STATED PROBLEM> Make an exact copy of the records, with the pictures left out.

THE RECORDS>
════════════════════
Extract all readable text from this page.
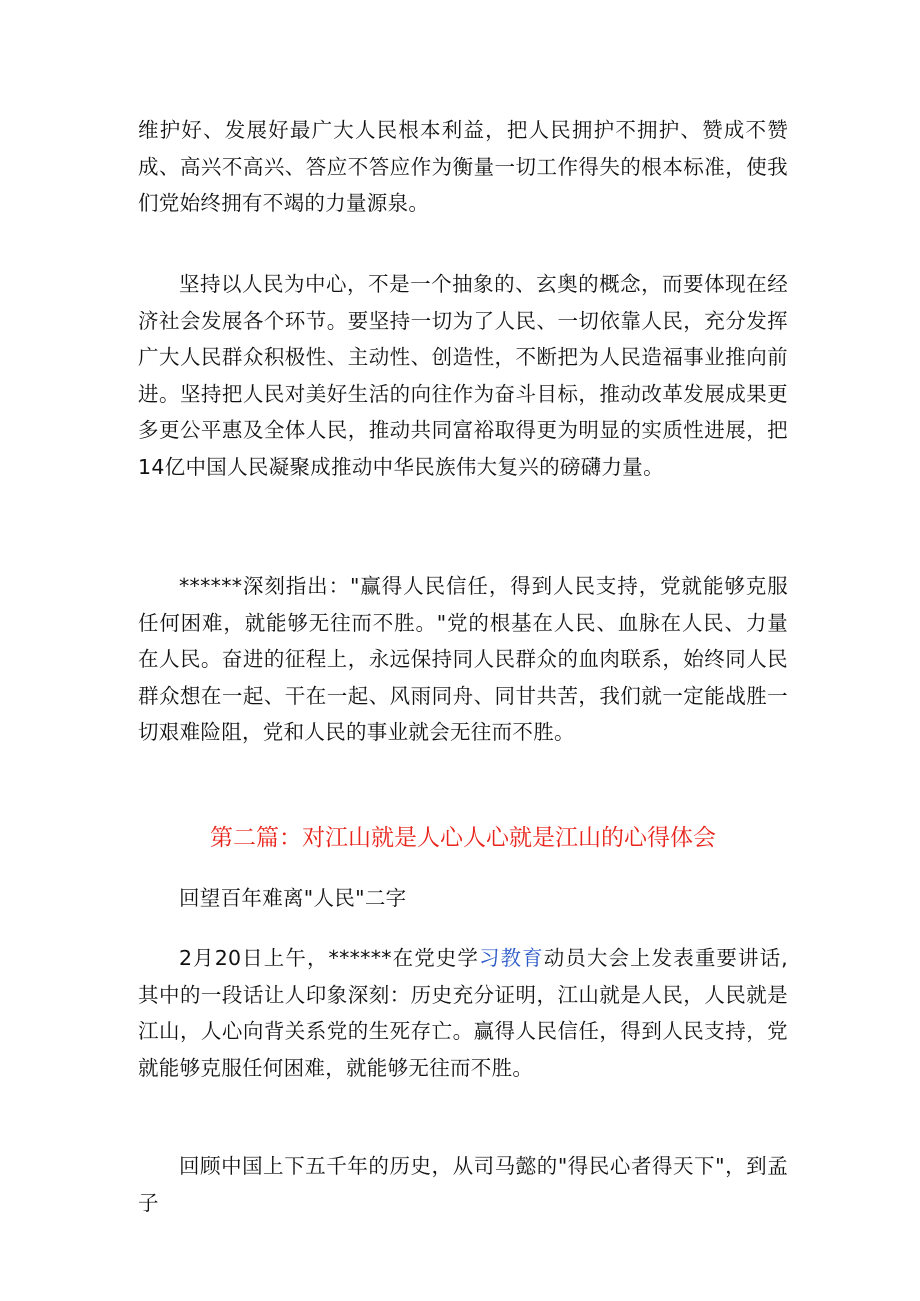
维护好、发展好最广大人民根本利益，把人民拥护不拥护、赞成不赞成、高兴不高兴、答应不答应作为衡量一切工作得失的根本标准，使我们党始终拥有不竭的力量源泉。

坚持以人民为中心，不是一个抽象的、玄奥的概念，而要体现在经济社会发展各个环节。要坚持一切为了人民、一切依靠人民，充分发挥广大人民群众积极性、主动性、创造性，不断把为人民造福事业推向前进。坚持把人民对美好生活的向往作为奋斗目标，推动改革发展成果更多更公平惠及全体人民，推动共同富裕取得更为明显的实质性进展，把14亿中国人民凝聚成推动中华民族伟大复兴的磅礴力量。

******深刻指出："赢得人民信任，得到人民支持，党就能够克服任何困难，就能够无往而不胜。"党的根基在人民、血脉在人民、力量在人民。奋进的征程上，永远保持同人民群众的血肉联系，始终同人民群众想在一起、干在一起、风雨同舟、同甘共苦，我们就一定能战胜一切艰难险阻，党和人民的事业就会无往而不胜。

第二篇：对江山就是人心人心就是江山的心得体会

回望百年难离"人民"二字

2月20日上午，******在党史学习教育动员大会上发表重要讲话,其中的一段话让人印象深刻：历史充分证明，江山就是人民，人民就是江山，人心向背关系党的生死存亡。赢得人民信任，得到人民支持，党就能够克服任何困难，就能够无往而不胜。

回顾中国上下五千年的历史，从司马懿的"得民心者得天下"，到孟子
════════════════════
SOLUTION TO THE PROBLEM>
Extract all readable text from this page.
维护好、发展好最广大人民根本利益，把人民拥护不拥护、赞成不赞成、高兴不高兴、答应不答应作为衡量一切工作得失的根本标准，使我们党始终拥有不竭的力量源泉。

坚持以人民为中心，不是一个抽象的、玄奥的概念，而要体现在经济社会发展各个环节。要坚持一切为了人民、一切依靠人民，充分发挥广大人民群众积极性、主动性、创造性，不断把为人民造福事业推向前进。坚持把人民对美好生活的向往作为奋斗目标，推动改革发展成果更多更公平惠及全体人民，推动共同富裕取得更为明显的实质性进展，把14亿中国人民凝聚成推动中华民族伟大复兴的磅礴力量。

******深刻指出："赢得人民信任，得到人民支持，党就能够克服任何困难，就能够无往而不胜。"党的根基在人民、血脉在人民、力量在人民。奋进的征程上，永远保持同人民群众的血肉联系，始终同人民群众想在一起、干在一起、风雨同舟、同甘共苦，我们就一定能战胜一切艰难险阻，党和人民的事业就会无往而不胜。

第二篇：对江山就是人心人心就是江山的心得体会

回望百年难离"人民"二字

2月20日上午，******在党史学习教育动员大会上发表重要讲话,其中的一段话让人印象深刻：历史充分证明，江山就是人民，人民就是江山，人心向背关系党的生死存亡。赢得人民信任，得到人民支持，党就能够克服任何困难，就能够无往而不胜。

回顾中国上下五千年的历史，从司马懿的"得民心者得天下"，到孟子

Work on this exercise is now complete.